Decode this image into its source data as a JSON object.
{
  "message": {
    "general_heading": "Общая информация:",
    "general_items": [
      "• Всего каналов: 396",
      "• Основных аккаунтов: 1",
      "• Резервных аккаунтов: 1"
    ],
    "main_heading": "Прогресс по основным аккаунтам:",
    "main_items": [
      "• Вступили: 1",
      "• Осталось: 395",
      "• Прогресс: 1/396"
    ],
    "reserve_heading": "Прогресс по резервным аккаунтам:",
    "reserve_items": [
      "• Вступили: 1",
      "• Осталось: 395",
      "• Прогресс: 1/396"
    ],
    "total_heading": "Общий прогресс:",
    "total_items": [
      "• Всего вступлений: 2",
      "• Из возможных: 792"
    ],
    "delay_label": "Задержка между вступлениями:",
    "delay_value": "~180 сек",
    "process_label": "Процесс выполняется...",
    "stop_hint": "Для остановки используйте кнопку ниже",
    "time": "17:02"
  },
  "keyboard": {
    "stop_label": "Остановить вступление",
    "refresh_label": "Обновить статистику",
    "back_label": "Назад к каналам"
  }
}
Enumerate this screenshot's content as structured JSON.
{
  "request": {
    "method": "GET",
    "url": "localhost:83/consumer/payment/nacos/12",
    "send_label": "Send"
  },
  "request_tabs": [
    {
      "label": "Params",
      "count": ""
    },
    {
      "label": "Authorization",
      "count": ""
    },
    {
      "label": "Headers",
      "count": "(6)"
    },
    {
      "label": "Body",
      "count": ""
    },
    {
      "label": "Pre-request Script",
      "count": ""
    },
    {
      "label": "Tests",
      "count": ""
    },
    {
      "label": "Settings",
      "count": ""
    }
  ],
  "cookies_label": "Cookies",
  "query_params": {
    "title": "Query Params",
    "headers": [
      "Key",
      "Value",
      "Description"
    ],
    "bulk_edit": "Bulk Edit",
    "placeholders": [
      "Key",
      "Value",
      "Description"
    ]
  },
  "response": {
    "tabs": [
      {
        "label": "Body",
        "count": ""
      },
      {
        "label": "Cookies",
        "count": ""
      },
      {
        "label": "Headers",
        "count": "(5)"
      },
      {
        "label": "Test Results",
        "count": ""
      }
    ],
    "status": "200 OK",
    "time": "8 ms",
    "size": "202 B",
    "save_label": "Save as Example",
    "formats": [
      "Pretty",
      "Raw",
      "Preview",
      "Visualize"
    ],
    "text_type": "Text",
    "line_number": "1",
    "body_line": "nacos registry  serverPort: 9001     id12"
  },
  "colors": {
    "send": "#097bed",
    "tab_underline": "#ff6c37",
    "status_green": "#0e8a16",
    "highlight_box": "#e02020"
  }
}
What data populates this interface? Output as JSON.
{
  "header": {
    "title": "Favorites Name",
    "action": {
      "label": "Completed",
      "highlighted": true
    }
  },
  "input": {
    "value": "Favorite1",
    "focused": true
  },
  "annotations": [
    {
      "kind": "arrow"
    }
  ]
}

# [WHAT THIS TASK INVOLVES]
Write out the whole listing again. Match it word for word.

# [OUTPUT]
Decode this image into its source data as a JSON object.
{
  "message": {
    "general_heading": "Общая информация:",
    "general_items": [
      "• Всего каналов: 396",
      "• Основных аккаунтов: 1",
      "• Резервных аккаунтов: 1"
    ],
    "main_heading": "Прогресс по основным аккаунтам:",
    "main_items": [
      "• Вступили: 1",
      "• Осталось: 395",
      "• Прогресс: 1/396"
    ],
    "reserve_heading": "Прогресс по резервным аккаунтам:",
    "reserve_items": [
      "• Вступили: 1",
      "• Осталось: 395",
      "• Прогресс: 1/396"
    ],
    "total_heading": "Общий прогресс:",
    "total_items": [
      "• Всего вступлений: 2",
      "• Из возможных: 792"
    ],
    "delay_label": "Задержка между вступлениями:",
    "delay_value": "~180 сек",
    "process_label": "Процесс выполняется...",
    "stop_hint": "Для остановки используйте кнопку ниже",
    "time": "17:02"
  },
  "keyboard": {
    "stop_label": "Остановить вступление",
    "refresh_label": "Обновить статистику",
    "back_label": "Назад к каналам"
  }
}
Enumerate this screenshot's content as structured JSON.
{
  "request": {
    "method": "GET",
    "url": "localhost:83/consumer/payment/nacos/12",
    "send_label": "Send"
  },
  "request_tabs": [
    {
      "label": "Params",
      "count": ""
    },
    {
      "label": "Authorization",
      "count": ""
    },
    {
      "label": "Headers",
      "count": "(6)"
    },
    {
      "label": "Body",
      "count": ""
    },
    {
      "label": "Pre-request Script",
      "count": ""
    },
    {
      "label": "Tests",
      "count": ""
    },
    {
      "label": "Settings",
      "count": ""
    }
  ],
  "cookies_label": "Cookies",
  "query_params": {
    "title": "Query Params",
    "headers": [
      "Key",
      "Value",
      "Description"
    ],
    "bulk_edit": "Bulk Edit",
    "placeholders": [
      "Key",
      "Value",
      "Description"
    ]
  },
  "response": {
    "tabs": [
      {
        "label": "Body",
        "count": ""
      },
      {
        "label": "Cookies",
        "count": ""
      },
      {
        "label": "Headers",
        "count": "(5)"
      },
      {
        "label": "Test Results",
        "count": ""
      }
    ],
    "status": "200 OK",
    "time": "8 ms",
    "size": "202 B",
    "save_label": "Save as Example",
    "formats": [
      "Pretty",
      "Raw",
      "Preview",
      "Visualize"
    ],
    "text_type": "Text",
    "line_number": "1",
    "body_line": "nacos registry  serverPort: 9001     id12"
  },
  "colors": {
    "send": "#097bed",
    "tab_underline": "#ff6c37",
    "status_green": "#0e8a16",
    "highlight_box": "#e02020"
  }
}
What data populates this interface? Output as JSON.
{
  "header": {
    "title": "Favorites Name",
    "action": {
      "label": "Completed",
      "highlighted": true
    }
  },
  "input": {
    "value": "Favorite1",
    "focused": true
  },
  "annotations": [
    {
      "kind": "arrow"
    }
  ]
}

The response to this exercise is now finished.